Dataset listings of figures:
-*-
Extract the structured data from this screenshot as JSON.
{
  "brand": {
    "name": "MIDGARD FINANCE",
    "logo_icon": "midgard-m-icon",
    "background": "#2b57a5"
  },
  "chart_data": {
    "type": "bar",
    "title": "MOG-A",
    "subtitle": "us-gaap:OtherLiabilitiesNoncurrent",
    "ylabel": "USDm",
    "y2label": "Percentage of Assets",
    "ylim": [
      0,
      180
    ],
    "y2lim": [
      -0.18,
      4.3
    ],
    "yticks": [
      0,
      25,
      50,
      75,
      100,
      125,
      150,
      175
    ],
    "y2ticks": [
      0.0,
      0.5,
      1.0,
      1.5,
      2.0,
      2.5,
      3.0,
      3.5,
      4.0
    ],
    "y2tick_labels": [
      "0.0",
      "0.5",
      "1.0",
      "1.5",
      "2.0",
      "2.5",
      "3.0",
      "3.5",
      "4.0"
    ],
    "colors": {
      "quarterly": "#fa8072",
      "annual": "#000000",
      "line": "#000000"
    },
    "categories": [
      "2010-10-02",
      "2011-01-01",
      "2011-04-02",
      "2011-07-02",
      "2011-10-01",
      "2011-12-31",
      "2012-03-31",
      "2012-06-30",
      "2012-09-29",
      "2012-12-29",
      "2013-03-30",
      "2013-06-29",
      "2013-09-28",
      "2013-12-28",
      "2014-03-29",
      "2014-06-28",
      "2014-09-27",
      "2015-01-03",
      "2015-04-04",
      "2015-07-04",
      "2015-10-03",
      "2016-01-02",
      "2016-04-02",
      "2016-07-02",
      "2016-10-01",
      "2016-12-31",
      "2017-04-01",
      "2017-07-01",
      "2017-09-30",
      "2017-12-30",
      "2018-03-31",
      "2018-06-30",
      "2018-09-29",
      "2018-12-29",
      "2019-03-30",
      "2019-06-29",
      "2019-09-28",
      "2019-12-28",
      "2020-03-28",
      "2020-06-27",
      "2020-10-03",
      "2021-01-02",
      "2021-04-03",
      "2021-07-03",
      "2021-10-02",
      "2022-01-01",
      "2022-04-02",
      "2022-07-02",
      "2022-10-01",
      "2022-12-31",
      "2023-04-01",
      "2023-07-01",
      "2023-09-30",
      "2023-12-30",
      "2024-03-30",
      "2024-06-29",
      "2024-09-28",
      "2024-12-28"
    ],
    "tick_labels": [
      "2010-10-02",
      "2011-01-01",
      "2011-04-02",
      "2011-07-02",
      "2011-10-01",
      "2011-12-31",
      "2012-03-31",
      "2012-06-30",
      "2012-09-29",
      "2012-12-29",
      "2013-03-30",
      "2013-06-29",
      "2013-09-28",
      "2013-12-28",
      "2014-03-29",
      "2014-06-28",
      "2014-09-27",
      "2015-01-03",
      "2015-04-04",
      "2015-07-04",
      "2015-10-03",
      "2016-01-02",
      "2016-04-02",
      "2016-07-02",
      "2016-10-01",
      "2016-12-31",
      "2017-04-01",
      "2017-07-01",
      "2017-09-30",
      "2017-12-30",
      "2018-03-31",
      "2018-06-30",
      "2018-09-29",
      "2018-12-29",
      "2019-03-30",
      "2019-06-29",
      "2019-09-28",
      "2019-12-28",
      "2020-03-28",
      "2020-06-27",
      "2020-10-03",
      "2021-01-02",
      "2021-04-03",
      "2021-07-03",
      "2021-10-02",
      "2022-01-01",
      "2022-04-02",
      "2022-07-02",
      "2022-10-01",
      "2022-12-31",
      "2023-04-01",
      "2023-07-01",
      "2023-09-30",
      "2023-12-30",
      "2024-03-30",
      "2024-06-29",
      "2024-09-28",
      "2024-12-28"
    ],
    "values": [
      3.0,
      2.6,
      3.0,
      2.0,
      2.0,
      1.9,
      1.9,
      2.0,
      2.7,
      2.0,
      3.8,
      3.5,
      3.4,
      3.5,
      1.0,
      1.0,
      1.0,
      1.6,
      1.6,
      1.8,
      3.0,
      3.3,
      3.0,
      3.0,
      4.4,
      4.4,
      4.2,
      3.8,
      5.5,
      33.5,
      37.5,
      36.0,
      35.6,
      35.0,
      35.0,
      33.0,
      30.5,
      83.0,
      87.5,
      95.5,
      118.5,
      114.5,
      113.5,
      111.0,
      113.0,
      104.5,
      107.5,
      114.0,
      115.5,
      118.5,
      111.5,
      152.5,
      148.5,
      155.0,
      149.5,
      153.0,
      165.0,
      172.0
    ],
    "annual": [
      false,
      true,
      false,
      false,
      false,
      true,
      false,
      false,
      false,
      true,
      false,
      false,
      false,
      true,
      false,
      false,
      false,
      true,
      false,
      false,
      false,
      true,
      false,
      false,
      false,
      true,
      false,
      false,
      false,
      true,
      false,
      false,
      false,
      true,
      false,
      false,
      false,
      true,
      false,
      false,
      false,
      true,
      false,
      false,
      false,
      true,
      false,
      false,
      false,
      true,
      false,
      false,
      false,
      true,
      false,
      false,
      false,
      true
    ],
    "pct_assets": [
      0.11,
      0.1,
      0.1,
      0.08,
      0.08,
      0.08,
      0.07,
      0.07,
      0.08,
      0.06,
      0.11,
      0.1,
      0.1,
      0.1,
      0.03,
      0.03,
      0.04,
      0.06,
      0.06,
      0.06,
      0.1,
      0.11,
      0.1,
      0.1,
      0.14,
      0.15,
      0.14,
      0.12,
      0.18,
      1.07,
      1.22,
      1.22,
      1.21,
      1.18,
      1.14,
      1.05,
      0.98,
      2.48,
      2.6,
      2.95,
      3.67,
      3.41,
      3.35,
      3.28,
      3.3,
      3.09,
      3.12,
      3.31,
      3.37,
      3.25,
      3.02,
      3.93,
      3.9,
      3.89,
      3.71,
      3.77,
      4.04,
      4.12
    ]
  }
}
-*-
_INSTRUCTION_:
Repeat the material above in full, keeping every word.

_THE REPLY_:
Extract the structured data from this screenshot as JSON.
{
  "brand": {
    "name": "MIDGARD FINANCE",
    "logo_icon": "midgard-m-icon",
    "background": "#2b57a5"
  },
  "chart_data": {
    "type": "bar",
    "title": "MOG-A",
    "subtitle": "us-gaap:OtherLiabilitiesNoncurrent",
    "ylabel": "USDm",
    "y2label": "Percentage of Assets",
    "ylim": [
      0,
      180
    ],
    "y2lim": [
      -0.18,
      4.3
    ],
    "yticks": [
      0,
      25,
      50,
      75,
      100,
      125,
      150,
      175
    ],
    "y2ticks": [
      0.0,
      0.5,
      1.0,
      1.5,
      2.0,
      2.5,
      3.0,
      3.5,
      4.0
    ],
    "y2tick_labels": [
      "0.0",
      "0.5",
      "1.0",
      "1.5",
      "2.0",
      "2.5",
      "3.0",
      "3.5",
      "4.0"
    ],
    "colors": {
      "quarterly": "#fa8072",
      "annual": "#000000",
      "line": "#000000"
    },
    "categories": [
      "2010-10-02",
      "2011-01-01",
      "2011-04-02",
      "2011-07-02",
      "2011-10-01",
      "2011-12-31",
      "2012-03-31",
      "2012-06-30",
      "2012-09-29",
      "2012-12-29",
      "2013-03-30",
      "2013-06-29",
      "2013-09-28",
      "2013-12-28",
      "2014-03-29",
      "2014-06-28",
      "2014-09-27",
      "2015-01-03",
      "2015-04-04",
      "2015-07-04",
      "2015-10-03",
      "2016-01-02",
      "2016-04-02",
      "2016-07-02",
      "2016-10-01",
      "2016-12-31",
      "2017-04-01",
      "2017-07-01",
      "2017-09-30",
      "2017-12-30",
      "2018-03-31",
      "2018-06-30",
      "2018-09-29",
      "2018-12-29",
      "2019-03-30",
      "2019-06-29",
      "2019-09-28",
      "2019-12-28",
      "2020-03-28",
      "2020-06-27",
      "2020-10-03",
      "2021-01-02",
      "2021-04-03",
      "2021-07-03",
      "2021-10-02",
      "2022-01-01",
      "2022-04-02",
      "2022-07-02",
      "2022-10-01",
      "2022-12-31",
      "2023-04-01",
      "2023-07-01",
      "2023-09-30",
      "2023-12-30",
      "2024-03-30",
      "2024-06-29",
      "2024-09-28",
      "2024-12-28"
    ],
    "tick_labels": [
      "2010-10-02",
      "2011-01-01",
      "2011-04-02",
      "2011-07-02",
      "2011-10-01",
      "2011-12-31",
      "2012-03-31",
      "2012-06-30",
      "2012-09-29",
      "2012-12-29",
      "2013-03-30",
      "2013-06-29",
      "2013-09-28",
      "2013-12-28",
      "2014-03-29",
      "2014-06-28",
      "2014-09-27",
      "2015-01-03",
      "2015-04-04",
      "2015-07-04",
      "2015-10-03",
      "2016-01-02",
      "2016-04-02",
      "2016-07-02",
      "2016-10-01",
      "2016-12-31",
      "2017-04-01",
      "2017-07-01",
      "2017-09-30",
      "2017-12-30",
      "2018-03-31",
      "2018-06-30",
      "2018-09-29",
      "2018-12-29",
      "2019-03-30",
      "2019-06-29",
      "2019-09-28",
      "2019-12-28",
      "2020-03-28",
      "2020-06-27",
      "2020-10-03",
      "2021-01-02",
      "2021-04-03",
      "2021-07-03",
      "2021-10-02",
      "2022-01-01",
      "2022-04-02",
      "2022-07-02",
      "2022-10-01",
      "2022-12-31",
      "2023-04-01",
      "2023-07-01",
      "2023-09-30",
      "2023-12-30",
      "2024-03-30",
      "2024-06-29",
      "2024-09-28",
      "2024-12-28"
    ],
    "values": [
      3.0,
      2.6,
      3.0,
      2.0,
      2.0,
      1.9,
      1.9,
      2.0,
      2.7,
      2.0,
      3.8,
      3.5,
      3.4,
      3.5,
      1.0,
      1.0,
      1.0,
      1.6,
      1.6,
      1.8,
      3.0,
      3.3,
      3.0,
      3.0,
      4.4,
      4.4,
      4.2,
      3.8,
      5.5,
      33.5,
      37.5,
      36.0,
      35.6,
      35.0,
      35.0,
      33.0,
      30.5,
      83.0,
      87.5,
      95.5,
      118.5,
      114.5,
      113.5,
      111.0,
      113.0,
      104.5,
      107.5,
      114.0,
      115.5,
      118.5,
      111.5,
      152.5,
      148.5,
      155.0,
      149.5,
      153.0,
      165.0,
      172.0
    ],
    "annual": [
      false,
      true,
      false,
      false,
      false,
      true,
      false,
      false,
      false,
      true,
      false,
      false,
      false,
      true,
      false,
      false,
      false,
      true,
      false,
      false,
      false,
      true,
      false,
      false,
      false,
      true,
      false,
      false,
      false,
      true,
      false,
      false,
      false,
      true,
      false,
      false,
      false,
      true,
      false,
      false,
      false,
      true,
      false,
      false,
      false,
      true,
      false,
      false,
      false,
      true,
      false,
      false,
      false,
      true,
      false,
      false,
      false,
      true
    ],
    "pct_assets": [
      0.11,
      0.1,
      0.1,
      0.08,
      0.08,
      0.08,
      0.07,
      0.07,
      0.08,
      0.06,
      0.11,
      0.1,
      0.1,
      0.1,
      0.03,
      0.03,
      0.04,
      0.06,
      0.06,
      0.06,
      0.1,
      0.11,
      0.1,
      0.1,
      0.14,
      0.15,
      0.14,
      0.12,
      0.18,
      1.07,
      1.22,
      1.22,
      1.21,
      1.18,
      1.14,
      1.05,
      0.98,
      2.48,
      2.6,
      2.95,
      3.67,
      3.41,
      3.35,
      3.28,
      3.3,
      3.09,
      3.12,
      3.31,
      3.37,
      3.25,
      3.02,
      3.93,
      3.9,
      3.89,
      3.71,
      3.77,
      4.04,
      4.12
    ]
  }
}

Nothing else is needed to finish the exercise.